** Given exercise **
The records below must be retyped exactly.

--*--

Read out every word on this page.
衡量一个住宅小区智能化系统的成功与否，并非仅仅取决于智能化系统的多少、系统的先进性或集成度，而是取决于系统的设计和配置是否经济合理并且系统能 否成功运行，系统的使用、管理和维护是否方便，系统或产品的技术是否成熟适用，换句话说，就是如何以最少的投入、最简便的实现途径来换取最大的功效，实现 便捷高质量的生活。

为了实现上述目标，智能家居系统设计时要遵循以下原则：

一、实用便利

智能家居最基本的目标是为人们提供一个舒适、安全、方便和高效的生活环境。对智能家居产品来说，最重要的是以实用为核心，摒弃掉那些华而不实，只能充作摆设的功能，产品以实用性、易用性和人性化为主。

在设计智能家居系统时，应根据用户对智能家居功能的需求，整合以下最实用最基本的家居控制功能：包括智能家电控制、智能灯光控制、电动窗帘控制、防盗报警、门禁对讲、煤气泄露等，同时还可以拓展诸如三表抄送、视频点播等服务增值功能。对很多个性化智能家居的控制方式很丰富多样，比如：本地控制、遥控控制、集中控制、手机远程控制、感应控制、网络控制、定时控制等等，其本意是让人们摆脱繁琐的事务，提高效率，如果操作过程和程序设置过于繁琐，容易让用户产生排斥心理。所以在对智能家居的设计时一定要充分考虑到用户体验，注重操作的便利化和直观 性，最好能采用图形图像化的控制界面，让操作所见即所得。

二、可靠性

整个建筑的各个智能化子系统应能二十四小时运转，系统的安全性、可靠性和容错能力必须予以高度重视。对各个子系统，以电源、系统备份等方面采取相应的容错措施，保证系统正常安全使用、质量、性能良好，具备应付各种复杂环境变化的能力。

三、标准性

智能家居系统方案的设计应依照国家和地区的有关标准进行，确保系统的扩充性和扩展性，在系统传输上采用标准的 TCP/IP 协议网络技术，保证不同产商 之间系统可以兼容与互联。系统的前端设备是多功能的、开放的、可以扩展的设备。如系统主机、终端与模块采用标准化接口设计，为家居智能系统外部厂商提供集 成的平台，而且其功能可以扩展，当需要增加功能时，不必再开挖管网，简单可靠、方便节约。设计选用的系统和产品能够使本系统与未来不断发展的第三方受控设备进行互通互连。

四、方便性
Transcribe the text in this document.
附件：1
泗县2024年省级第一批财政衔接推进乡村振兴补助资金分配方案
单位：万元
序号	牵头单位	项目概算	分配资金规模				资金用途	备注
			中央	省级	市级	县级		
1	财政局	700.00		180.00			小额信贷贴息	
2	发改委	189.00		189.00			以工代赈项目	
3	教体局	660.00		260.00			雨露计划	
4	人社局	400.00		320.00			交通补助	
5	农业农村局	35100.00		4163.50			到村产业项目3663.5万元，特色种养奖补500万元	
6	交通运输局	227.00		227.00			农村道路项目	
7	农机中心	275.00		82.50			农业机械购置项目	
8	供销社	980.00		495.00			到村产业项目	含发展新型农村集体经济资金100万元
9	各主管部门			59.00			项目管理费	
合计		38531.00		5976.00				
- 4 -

--*--

** Solved exercise **
Read out every word on this page.
衡量一个住宅小区智能化系统的成功与否，并非仅仅取决于智能化系统的多少、系统的先进性或集成度，而是取决于系统的设计和配置是否经济合理并且系统能 否成功运行，系统的使用、管理和维护是否方便，系统或产品的技术是否成熟适用，换句话说，就是如何以最少的投入、最简便的实现途径来换取最大的功效，实现 便捷高质量的生活。

为了实现上述目标，智能家居系统设计时要遵循以下原则：

一、实用便利

智能家居最基本的目标是为人们提供一个舒适、安全、方便和高效的生活环境。对智能家居产品来说，最重要的是以实用为核心，摒弃掉那些华而不实，只能充作摆设的功能，产品以实用性、易用性和人性化为主。

在设计智能家居系统时，应根据用户对智能家居功能的需求，整合以下最实用最基本的家居控制功能：包括智能家电控制、智能灯光控制、电动窗帘控制、防盗报警、门禁对讲、煤气泄露等，同时还可以拓展诸如三表抄送、视频点播等服务增值功能。对很多个性化智能家居的控制方式很丰富多样，比如：本地控制、遥控控制、集中控制、手机远程控制、感应控制、网络控制、定时控制等等，其本意是让人们摆脱繁琐的事务，提高效率，如果操作过程和程序设置过于繁琐，容易让用户产生排斥心理。所以在对智能家居的设计时一定要充分考虑到用户体验，注重操作的便利化和直观 性，最好能采用图形图像化的控制界面，让操作所见即所得。

二、可靠性

整个建筑的各个智能化子系统应能二十四小时运转，系统的安全性、可靠性和容错能力必须予以高度重视。对各个子系统，以电源、系统备份等方面采取相应的容错措施，保证系统正常安全使用、质量、性能良好，具备应付各种复杂环境变化的能力。

三、标准性

智能家居系统方案的设计应依照国家和地区的有关标准进行，确保系统的扩充性和扩展性，在系统传输上采用标准的 TCP/IP 协议网络技术，保证不同产商 之间系统可以兼容与互联。系统的前端设备是多功能的、开放的、可以扩展的设备。如系统主机、终端与模块采用标准化接口设计，为家居智能系统外部厂商提供集 成的平台，而且其功能可以扩展，当需要增加功能时，不必再开挖管网，简单可靠、方便节约。设计选用的系统和产品能够使本系统与未来不断发展的第三方受控设备进行互通互连。

四、方便性
Transcribe the text in this document.
附件：1
泗县2024年省级第一批财政衔接推进乡村振兴补助资金分配方案
单位：万元
序号	牵头单位	项目概算	分配资金规模				资金用途	备注
			中央	省级	市级	县级		
1	财政局	700.00		180.00			小额信贷贴息	
2	发改委	189.00		189.00			以工代赈项目	
3	教体局	660.00		260.00			雨露计划	
4	人社局	400.00		320.00			交通补助	
5	农业农村局	35100.00		4163.50			到村产业项目3663.5万元，特色种养奖补500万元	
6	交通运输局	227.00		227.00			农村道路项目	
7	农机中心	275.00		82.50			农业机械购置项目	
8	供销社	980.00		495.00			到村产业项目	含发展新型农村集体经济资金100万元
9	各主管部门			59.00			项目管理费	
合计		38531.00		5976.00				
- 4 -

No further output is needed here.